Available records:
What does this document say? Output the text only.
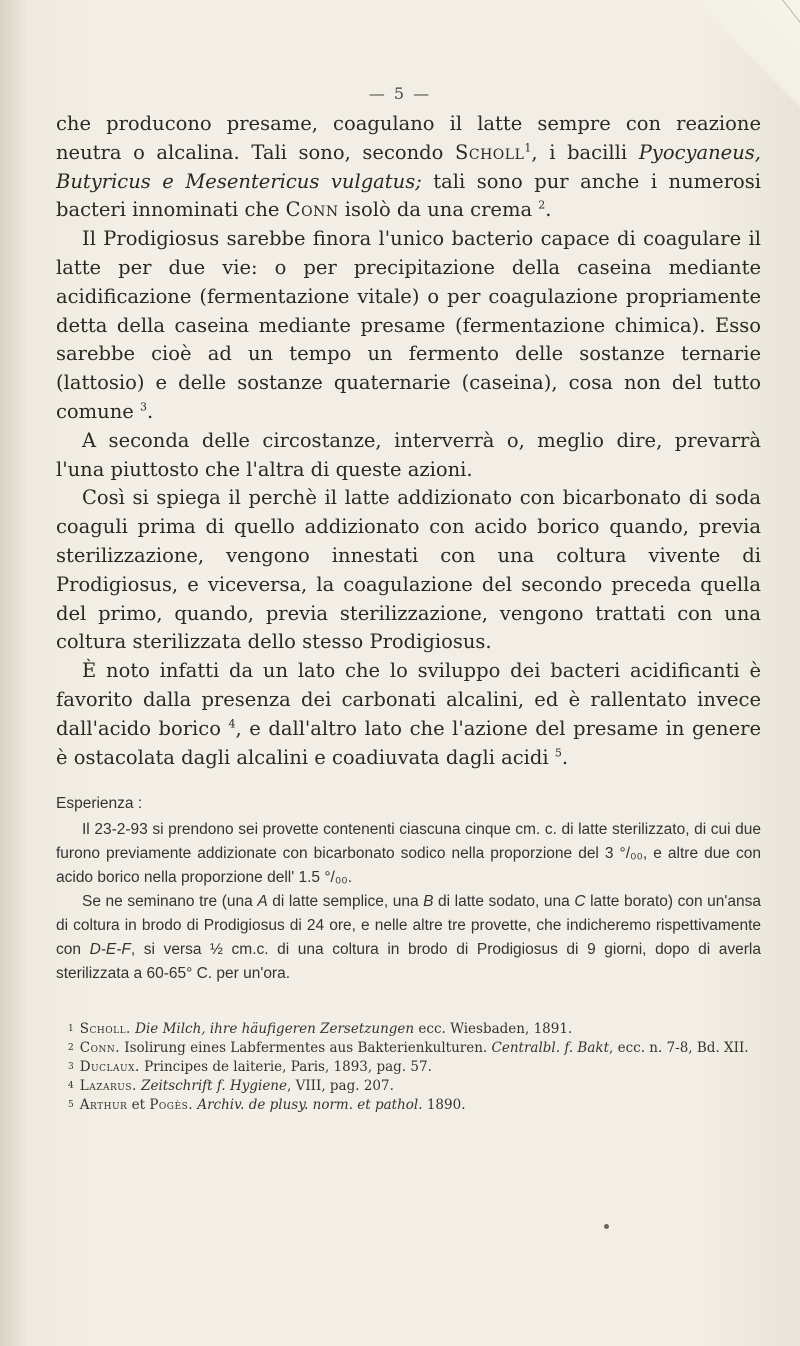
— 5 —

che producono presame, coagulano il latte sempre con reazione neutra o alcalina. Tali sono, secondo Scholl$^1$, i bacilli Pyocyaneus, Butyricus e Mesentericus vulgatus; tali sono pur anche i numerosi bacteri innominati che Conn isolò da una crema $^2$.

Il Prodigiosus sarebbe finora l'unico bacterio capace di coagulare il latte per due vie: o per precipitazione della caseina mediante acidificazione (fermentazione vitale) o per coagulazione propriamente detta della caseina mediante presame (fermentazione chimica). Esso sarebbe cioè ad un tempo un fermento delle sostanze ternarie (lattosio) e delle sostanze quaternarie (caseina), cosa non del tutto comune $^3$.

A seconda delle circostanze, interverrà o, meglio dire, prevarrà l'una piuttosto che l'altra di queste azioni.

Così si spiega il perchè il latte addizionato con bicarbonato di soda coaguli prima di quello addizionato con acido borico quando, previa sterilizzazione, vengono innestati con una coltura vivente di Prodigiosus, e viceversa, la coagulazione del secondo preceda quella del primo, quando, previa sterilizzazione, vengono trattati con una coltura sterilizzata dello stesso Prodigiosus.

È noto infatti da un lato che lo sviluppo dei bacteri acidificanti è favorito dalla presenza dei carbonati alcalini, ed è rallentato invece dall'acido borico $^4$, e dall'altro lato che l'azione del presame in genere è ostacolata dagli alcalini e coadiuvata dagli acidi $^5$.

Esperienza :

Il 23-2-93 si prendono sei provette contenenti ciascuna cinque cm. c. di latte sterilizzato, di cui due furono previamente addizionate con bicarbonato sodico nella proporzione del 3 °/₀₀, e altre due con acido borico nella proporzione dell' 1.5 °/₀₀.

Se ne seminano tre (una A di latte semplice, una B di latte sodato, una C latte borato) con un'ansa di coltura in brodo di Prodigiosus di 24 ore, e nelle altre tre provette, che indicheremo rispettivamente con D-E-F, si versa ½ cm.c. di una coltura in brodo di Prodigiosus di 9 giorni, dopo di averla sterilizzata a 60-65° C. per un'ora.

$^1$ Scholl. Die Milch, ihre häufigeren Zersetzungen ecc. Wiesbaden, 1891.

$^2$ Conn. Isolirung eines Labfermentes aus Bakterienkulturen. Centralbl. f. Bakt, ecc. n. 7-8, Bd. XII.

$^3$ Duclaux. Principes de laiterie, Paris, 1893, pag. 57.

$^4$ Lazarus. Zeitschrift f. Hygiene, VIII, pag. 207.

$^5$ Arthur et Pogès. Archiv. de plusy. norm. et pathol. 1890.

Aim of the exercise: Only the lines that contain the string "Scholl" are to be copied from the records.

Finished exercise:
che producono presame, coagulano il latte sempre con reazione neutra o alcalina. Tali sono, secondo Scholl$^1$, i bacilli Pyocyaneus, Butyricus e Mesentericus vulgatus; tali sono pur anche i numerosi bacteri innominati che Conn isolò da una crema $^2$.
$^1$ Scholl. Die Milch, ihre häufigeren Zersetzungen ecc. Wiesbaden, 1891.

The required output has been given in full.